ENTRIES ::
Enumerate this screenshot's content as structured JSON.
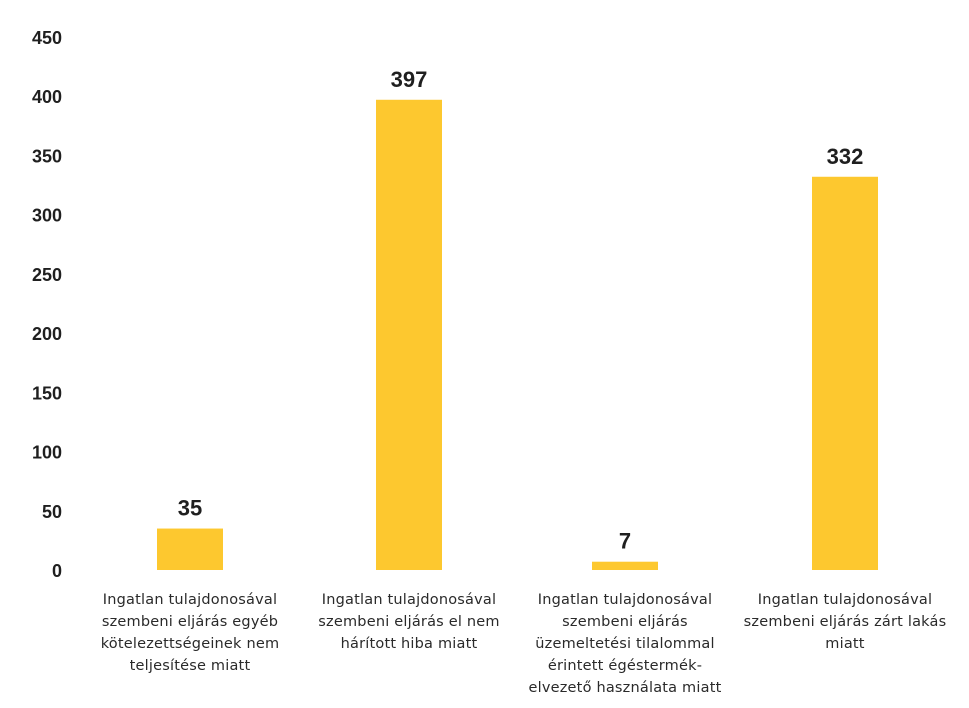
{
  "chart_data": {
    "type": "bar",
    "title": "",
    "xlabel": "",
    "ylabel": "",
    "ylim": [
      0,
      450
    ],
    "yticks": [
      0,
      50,
      100,
      150,
      200,
      250,
      300,
      350,
      400,
      450
    ],
    "grid": false,
    "legend": "none",
    "bar_color": "#FDC82F",
    "categories": [
      "Ingatlan tulajdonosával szembeni eljárás egyéb kötelezettségeinek nem teljesítése miatt",
      "Ingatlan tulajdonosával szembeni eljárás el nem hárított hiba miatt",
      "Ingatlan tulajdonosával szembeni eljárás üzemeltetési tilalommal érintett égéstermék-elvezető használata miatt",
      "Ingatlan tulajdonosával szembeni eljárás zárt lakás miatt"
    ],
    "category_lines": [
      [
        "Ingatlan tulajdonosával",
        "szembeni eljárás egyéb",
        "kötelezettségeinek nem",
        "teljesítése miatt"
      ],
      [
        "Ingatlan tulajdonosával",
        "szembeni eljárás el nem",
        "hárított hiba miatt"
      ],
      [
        "Ingatlan tulajdonosával",
        "szembeni eljárás",
        "üzemeltetési tilalommal",
        "érintett égéstermék-",
        "elvezető használata miatt"
      ],
      [
        "Ingatlan tulajdonosával",
        "szembeni eljárás zárt lakás",
        "miatt"
      ]
    ],
    "values": [
      35,
      397,
      7,
      332
    ],
    "data_labels": [
      "35",
      "397",
      "7",
      "332"
    ]
  }
}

SHORT EXERCISE :: In the records above, find each line with the word "egyéb" and copy it.

THE SOLUTION ::
      "Ingatlan tulajdonosával szembeni eljárás egyéb kötelezettségeinek nem teljesítése miatt",
        "szembeni eljárás egyéb",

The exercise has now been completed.